- **The task**: Set down the entries exactly as they appear, apart from the images, which stay out.

[Figure content listings]

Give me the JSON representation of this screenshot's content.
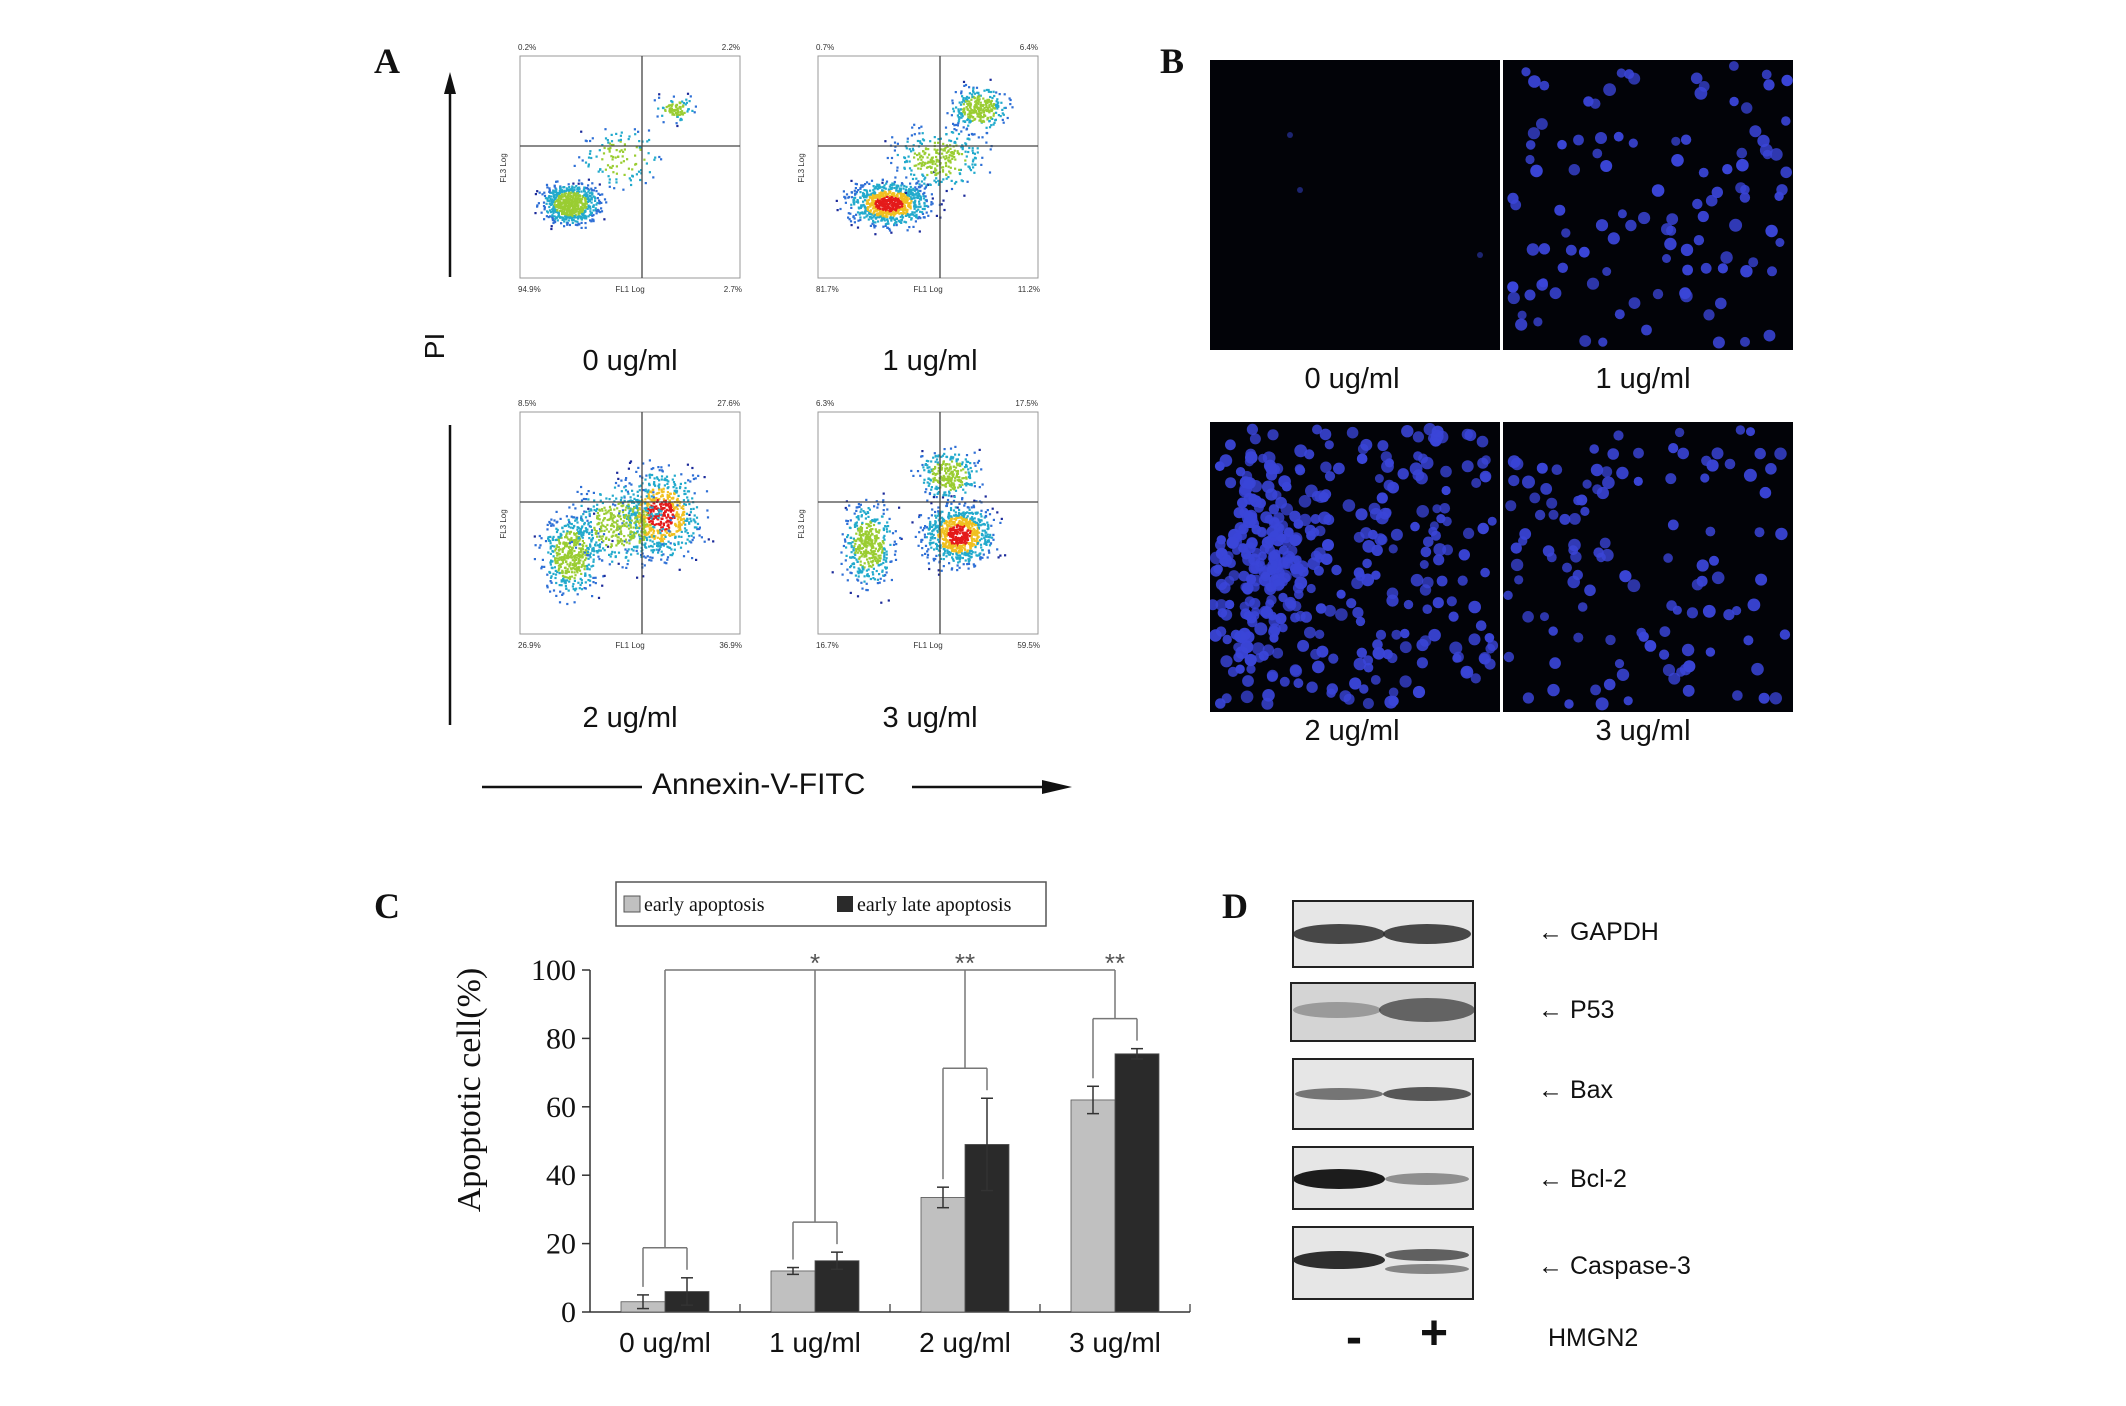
{
  "figure": {
    "panels": {
      "A": "A",
      "B": "B",
      "C": "C",
      "D": "D"
    }
  },
  "panel_a": {
    "y_axis_label": "PI",
    "x_axis_label": "Annexin-V-FITC",
    "quadrant_axis_x": "FL1 Log",
    "quadrant_axis_y": "FL3 Log",
    "plots": [
      {
        "concentration": "0 ug/ml",
        "q_ul": "0.2%",
        "q_ur": "2.2%",
        "q_ll": "94.9%",
        "q_lr": "2.7%"
      },
      {
        "concentration": "1 ug/ml",
        "q_ul": "0.7%",
        "q_ur": "6.4%",
        "q_ll": "81.7%",
        "q_lr": "11.2%"
      },
      {
        "concentration": "2 ug/ml",
        "q_ul": "8.5%",
        "q_ur": "27.6%",
        "q_ll": "26.9%",
        "q_lr": "36.9%"
      },
      {
        "concentration": "3 ug/ml",
        "q_ul": "6.3%",
        "q_ur": "17.5%",
        "q_ll": "16.7%",
        "q_lr": "59.5%"
      }
    ]
  },
  "panel_b": {
    "images": [
      {
        "concentration": "0 ug/ml"
      },
      {
        "concentration": "1 ug/ml"
      },
      {
        "concentration": "2 ug/ml"
      },
      {
        "concentration": "3 ug/ml"
      }
    ],
    "stain_color": "#3a45d8"
  },
  "chart_data": {
    "type": "bar",
    "ylabel": "Apoptotic cell(%)",
    "ylim": [
      0,
      100
    ],
    "yticks": [
      "0",
      "20",
      "40",
      "60",
      "80",
      "100"
    ],
    "categories": [
      "0 ug/ml",
      "1 ug/ml",
      "2 ug/ml",
      "3 ug/ml"
    ],
    "series": [
      {
        "name": "early apoptosis",
        "color": "#c0c0c0",
        "values": [
          3,
          12,
          33.5,
          62
        ],
        "errors": [
          2,
          1,
          3,
          4
        ]
      },
      {
        "name": "early late apoptosis",
        "color": "#2a2a2a",
        "values": [
          6,
          15,
          49,
          75.5
        ],
        "errors": [
          4,
          2.5,
          13.5,
          1.5
        ]
      }
    ],
    "significance": [
      "",
      "*",
      "**",
      "**"
    ],
    "legend_position": "top"
  },
  "panel_d": {
    "proteins": [
      "GAPDH",
      "P53",
      "Bax",
      "Bcl-2",
      "Caspase-3"
    ],
    "lanes": [
      "-",
      "+"
    ],
    "treatment_label": "HMGN2"
  }
}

- **Output below**:
Give me the JSON representation of this screenshot's content.
{
  "figure": {
    "panels": {
      "A": "A",
      "B": "B",
      "C": "C",
      "D": "D"
    }
  },
  "panel_a": {
    "y_axis_label": "PI",
    "x_axis_label": "Annexin-V-FITC",
    "quadrant_axis_x": "FL1 Log",
    "quadrant_axis_y": "FL3 Log",
    "plots": [
      {
        "concentration": "0 ug/ml",
        "q_ul": "0.2%",
        "q_ur": "2.2%",
        "q_ll": "94.9%",
        "q_lr": "2.7%"
      },
      {
        "concentration": "1 ug/ml",
        "q_ul": "0.7%",
        "q_ur": "6.4%",
        "q_ll": "81.7%",
        "q_lr": "11.2%"
      },
      {
        "concentration": "2 ug/ml",
        "q_ul": "8.5%",
        "q_ur": "27.6%",
        "q_ll": "26.9%",
        "q_lr": "36.9%"
      },
      {
        "concentration": "3 ug/ml",
        "q_ul": "6.3%",
        "q_ur": "17.5%",
        "q_ll": "16.7%",
        "q_lr": "59.5%"
      }
    ]
  },
  "panel_b": {
    "images": [
      {
        "concentration": "0 ug/ml"
      },
      {
        "concentration": "1 ug/ml"
      },
      {
        "concentration": "2 ug/ml"
      },
      {
        "concentration": "3 ug/ml"
      }
    ],
    "stain_color": "#3a45d8"
  },
  "chart_data": {
    "type": "bar",
    "ylabel": "Apoptotic cell(%)",
    "ylim": [
      0,
      100
    ],
    "yticks": [
      "0",
      "20",
      "40",
      "60",
      "80",
      "100"
    ],
    "categories": [
      "0 ug/ml",
      "1 ug/ml",
      "2 ug/ml",
      "3 ug/ml"
    ],
    "series": [
      {
        "name": "early apoptosis",
        "color": "#c0c0c0",
        "values": [
          3,
          12,
          33.5,
          62
        ],
        "errors": [
          2,
          1,
          3,
          4
        ]
      },
      {
        "name": "early late apoptosis",
        "color": "#2a2a2a",
        "values": [
          6,
          15,
          49,
          75.5
        ],
        "errors": [
          4,
          2.5,
          13.5,
          1.5
        ]
      }
    ],
    "significance": [
      "",
      "*",
      "**",
      "**"
    ],
    "legend_position": "top"
  },
  "panel_d": {
    "proteins": [
      "GAPDH",
      "P53",
      "Bax",
      "Bcl-2",
      "Caspase-3"
    ],
    "lanes": [
      "-",
      "+"
    ],
    "treatment_label": "HMGN2"
  }
}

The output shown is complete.